STATED EXERCISE
A line counts if it contains the string "serious"; say how many such lines there are, giving only the number.

***** LISTED RECORDS

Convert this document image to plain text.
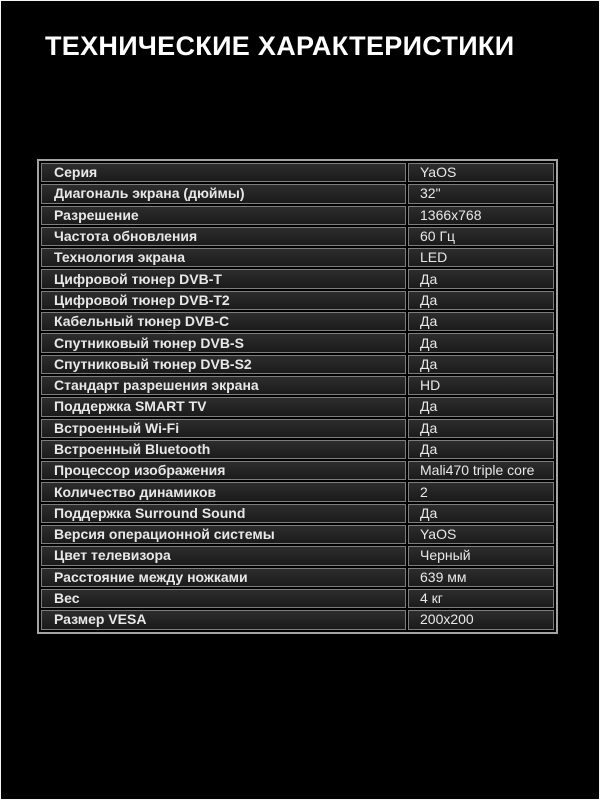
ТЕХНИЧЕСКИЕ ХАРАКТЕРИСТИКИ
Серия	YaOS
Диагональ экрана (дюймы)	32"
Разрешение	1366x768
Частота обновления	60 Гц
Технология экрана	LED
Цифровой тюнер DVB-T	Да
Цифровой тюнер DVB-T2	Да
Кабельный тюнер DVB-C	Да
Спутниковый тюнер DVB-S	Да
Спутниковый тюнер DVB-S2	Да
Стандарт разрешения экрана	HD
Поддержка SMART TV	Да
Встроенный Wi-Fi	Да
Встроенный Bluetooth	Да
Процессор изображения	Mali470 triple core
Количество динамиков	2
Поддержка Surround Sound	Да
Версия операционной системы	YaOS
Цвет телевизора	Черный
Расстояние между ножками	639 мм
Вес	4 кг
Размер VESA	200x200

**********
***** LISTED RECORDS

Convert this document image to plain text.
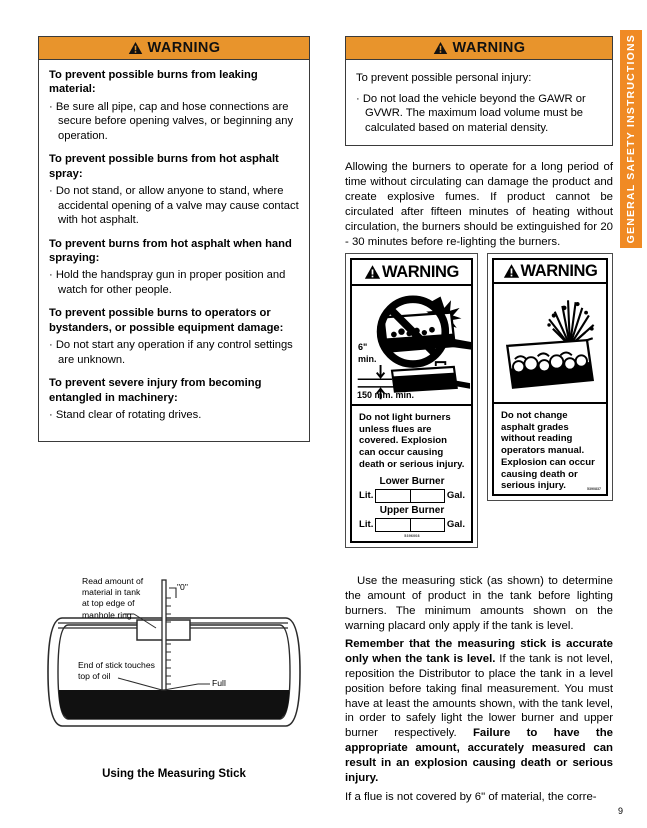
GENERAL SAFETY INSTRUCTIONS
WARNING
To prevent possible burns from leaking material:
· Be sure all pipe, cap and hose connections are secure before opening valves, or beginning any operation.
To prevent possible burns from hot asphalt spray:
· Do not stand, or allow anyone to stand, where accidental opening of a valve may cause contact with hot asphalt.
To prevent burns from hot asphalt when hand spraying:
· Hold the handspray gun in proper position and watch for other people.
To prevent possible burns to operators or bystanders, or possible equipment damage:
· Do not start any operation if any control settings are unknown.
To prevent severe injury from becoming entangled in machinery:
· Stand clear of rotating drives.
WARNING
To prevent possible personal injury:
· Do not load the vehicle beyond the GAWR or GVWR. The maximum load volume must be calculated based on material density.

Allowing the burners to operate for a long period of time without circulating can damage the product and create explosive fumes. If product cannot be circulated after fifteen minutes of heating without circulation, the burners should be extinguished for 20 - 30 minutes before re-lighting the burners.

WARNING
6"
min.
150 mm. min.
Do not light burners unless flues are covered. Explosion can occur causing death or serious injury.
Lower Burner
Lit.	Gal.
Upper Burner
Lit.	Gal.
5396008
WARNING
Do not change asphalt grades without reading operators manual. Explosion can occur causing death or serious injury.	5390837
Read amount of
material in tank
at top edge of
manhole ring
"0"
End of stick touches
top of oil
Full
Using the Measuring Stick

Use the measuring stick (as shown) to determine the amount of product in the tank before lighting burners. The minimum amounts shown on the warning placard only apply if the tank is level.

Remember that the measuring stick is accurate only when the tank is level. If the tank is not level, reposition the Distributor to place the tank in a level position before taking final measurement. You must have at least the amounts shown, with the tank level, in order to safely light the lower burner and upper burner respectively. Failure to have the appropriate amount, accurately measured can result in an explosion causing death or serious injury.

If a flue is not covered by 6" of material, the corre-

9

**********

OUTPUT
3